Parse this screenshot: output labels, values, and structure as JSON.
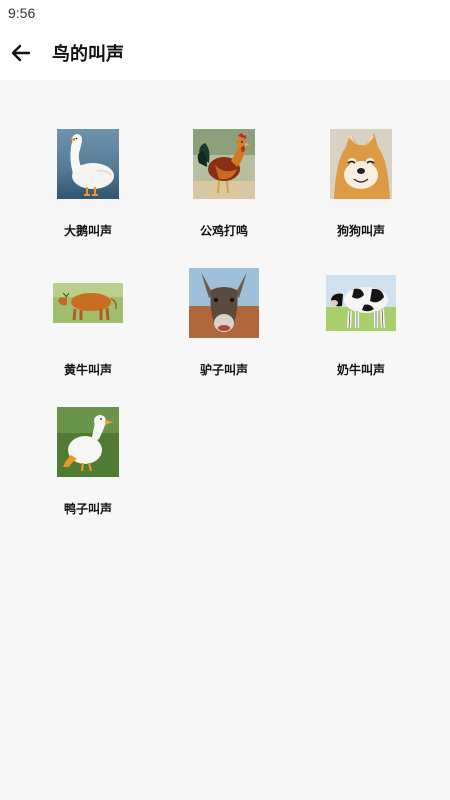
{
  "status_bar": {
    "time": "9:56"
  },
  "app_bar": {
    "title": "鸟的叫声",
    "back_icon": "arrow-back-icon"
  },
  "items": [
    {
      "label": "大鹅叫声",
      "icon": "goose"
    },
    {
      "label": "公鸡打鸣",
      "icon": "rooster"
    },
    {
      "label": "狗狗叫声",
      "icon": "dog"
    },
    {
      "label": "黄牛叫声",
      "icon": "yellow-cow"
    },
    {
      "label": "驴子叫声",
      "icon": "donkey"
    },
    {
      "label": "奶牛叫声",
      "icon": "dairy-cow"
    },
    {
      "label": "鸭子叫声",
      "icon": "duck"
    }
  ]
}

========================================

◆ **Stated problem**: Repeat the data exactly, without the pictures.

◆ **Exercise response**:
Parse this screenshot: output labels, values, and structure as JSON.
{
  "status_bar": {
    "time": "9:56"
  },
  "app_bar": {
    "title": "鸟的叫声",
    "back_icon": "arrow-back-icon"
  },
  "items": [
    {
      "label": "大鹅叫声",
      "icon": "goose"
    },
    {
      "label": "公鸡打鸣",
      "icon": "rooster"
    },
    {
      "label": "狗狗叫声",
      "icon": "dog"
    },
    {
      "label": "黄牛叫声",
      "icon": "yellow-cow"
    },
    {
      "label": "驴子叫声",
      "icon": "donkey"
    },
    {
      "label": "奶牛叫声",
      "icon": "dairy-cow"
    },
    {
      "label": "鸭子叫声",
      "icon": "duck"
    }
  ]
}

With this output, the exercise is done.